BRIEF. Reproduce all entries verbatim, with nothing added or dropped.

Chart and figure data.
** START **
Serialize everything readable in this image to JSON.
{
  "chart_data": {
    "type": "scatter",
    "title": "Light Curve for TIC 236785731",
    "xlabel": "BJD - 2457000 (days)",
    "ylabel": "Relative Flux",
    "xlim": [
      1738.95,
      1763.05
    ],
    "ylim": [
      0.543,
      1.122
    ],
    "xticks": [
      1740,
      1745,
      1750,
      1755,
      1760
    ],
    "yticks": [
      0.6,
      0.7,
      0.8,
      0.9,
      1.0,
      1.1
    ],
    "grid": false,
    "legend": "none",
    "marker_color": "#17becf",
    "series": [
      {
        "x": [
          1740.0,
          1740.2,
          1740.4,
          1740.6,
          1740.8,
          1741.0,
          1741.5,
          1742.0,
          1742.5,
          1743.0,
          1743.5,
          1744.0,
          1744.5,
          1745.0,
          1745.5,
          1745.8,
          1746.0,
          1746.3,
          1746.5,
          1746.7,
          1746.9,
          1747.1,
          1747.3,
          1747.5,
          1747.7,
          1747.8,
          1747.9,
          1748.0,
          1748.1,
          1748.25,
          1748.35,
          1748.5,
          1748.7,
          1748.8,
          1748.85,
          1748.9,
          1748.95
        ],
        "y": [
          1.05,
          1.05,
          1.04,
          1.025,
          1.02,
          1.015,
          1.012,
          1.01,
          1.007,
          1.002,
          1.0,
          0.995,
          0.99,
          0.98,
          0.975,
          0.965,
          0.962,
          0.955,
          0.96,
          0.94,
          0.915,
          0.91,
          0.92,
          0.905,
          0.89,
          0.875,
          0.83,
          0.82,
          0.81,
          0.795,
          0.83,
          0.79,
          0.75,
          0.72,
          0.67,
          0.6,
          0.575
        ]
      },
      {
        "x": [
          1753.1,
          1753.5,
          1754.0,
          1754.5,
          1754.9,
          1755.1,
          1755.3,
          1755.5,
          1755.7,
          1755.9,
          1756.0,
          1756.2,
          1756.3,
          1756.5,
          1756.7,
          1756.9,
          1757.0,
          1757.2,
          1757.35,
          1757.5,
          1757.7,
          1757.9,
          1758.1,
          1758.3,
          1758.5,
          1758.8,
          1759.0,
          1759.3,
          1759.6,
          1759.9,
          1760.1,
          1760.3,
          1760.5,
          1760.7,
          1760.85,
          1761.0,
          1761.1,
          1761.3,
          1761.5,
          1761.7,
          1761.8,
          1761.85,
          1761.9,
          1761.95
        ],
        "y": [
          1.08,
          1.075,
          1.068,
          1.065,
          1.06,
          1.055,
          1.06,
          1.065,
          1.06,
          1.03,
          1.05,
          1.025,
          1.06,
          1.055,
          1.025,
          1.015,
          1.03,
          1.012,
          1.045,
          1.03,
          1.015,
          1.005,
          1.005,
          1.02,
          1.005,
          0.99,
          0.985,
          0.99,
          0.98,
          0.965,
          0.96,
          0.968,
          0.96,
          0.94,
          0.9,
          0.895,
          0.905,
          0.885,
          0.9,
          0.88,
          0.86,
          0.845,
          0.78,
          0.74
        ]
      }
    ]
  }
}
** END **
ANSWER TO THIS PROBLEM.
Serialize everything readable in this image to JSON.
{
  "chart_data": {
    "type": "scatter",
    "title": "Light Curve for TIC 236785731",
    "xlabel": "BJD - 2457000 (days)",
    "ylabel": "Relative Flux",
    "xlim": [
      1738.95,
      1763.05
    ],
    "ylim": [
      0.543,
      1.122
    ],
    "xticks": [
      1740,
      1745,
      1750,
      1755,
      1760
    ],
    "yticks": [
      0.6,
      0.7,
      0.8,
      0.9,
      1.0,
      1.1
    ],
    "grid": false,
    "legend": "none",
    "marker_color": "#17becf",
    "series": [
      {
        "x": [
          1740.0,
          1740.2,
          1740.4,
          1740.6,
          1740.8,
          1741.0,
          1741.5,
          1742.0,
          1742.5,
          1743.0,
          1743.5,
          1744.0,
          1744.5,
          1745.0,
          1745.5,
          1745.8,
          1746.0,
          1746.3,
          1746.5,
          1746.7,
          1746.9,
          1747.1,
          1747.3,
          1747.5,
          1747.7,
          1747.8,
          1747.9,
          1748.0,
          1748.1,
          1748.25,
          1748.35,
          1748.5,
          1748.7,
          1748.8,
          1748.85,
          1748.9,
          1748.95
        ],
        "y": [
          1.05,
          1.05,
          1.04,
          1.025,
          1.02,
          1.015,
          1.012,
          1.01,
          1.007,
          1.002,
          1.0,
          0.995,
          0.99,
          0.98,
          0.975,
          0.965,
          0.962,
          0.955,
          0.96,
          0.94,
          0.915,
          0.91,
          0.92,
          0.905,
          0.89,
          0.875,
          0.83,
          0.82,
          0.81,
          0.795,
          0.83,
          0.79,
          0.75,
          0.72,
          0.67,
          0.6,
          0.575
        ]
      },
      {
        "x": [
          1753.1,
          1753.5,
          1754.0,
          1754.5,
          1754.9,
          1755.1,
          1755.3,
          1755.5,
          1755.7,
          1755.9,
          1756.0,
          1756.2,
          1756.3,
          1756.5,
          1756.7,
          1756.9,
          1757.0,
          1757.2,
          1757.35,
          1757.5,
          1757.7,
          1757.9,
          1758.1,
          1758.3,
          1758.5,
          1758.8,
          1759.0,
          1759.3,
          1759.6,
          1759.9,
          1760.1,
          1760.3,
          1760.5,
          1760.7,
          1760.85,
          1761.0,
          1761.1,
          1761.3,
          1761.5,
          1761.7,
          1761.8,
          1761.85,
          1761.9,
          1761.95
        ],
        "y": [
          1.08,
          1.075,
          1.068,
          1.065,
          1.06,
          1.055,
          1.06,
          1.065,
          1.06,
          1.03,
          1.05,
          1.025,
          1.06,
          1.055,
          1.025,
          1.015,
          1.03,
          1.012,
          1.045,
          1.03,
          1.015,
          1.005,
          1.005,
          1.02,
          1.005,
          0.99,
          0.985,
          0.99,
          0.98,
          0.965,
          0.96,
          0.968,
          0.96,
          0.94,
          0.9,
          0.895,
          0.905,
          0.885,
          0.9,
          0.88,
          0.86,
          0.845,
          0.78,
          0.74
        ]
      }
    ]
  }
}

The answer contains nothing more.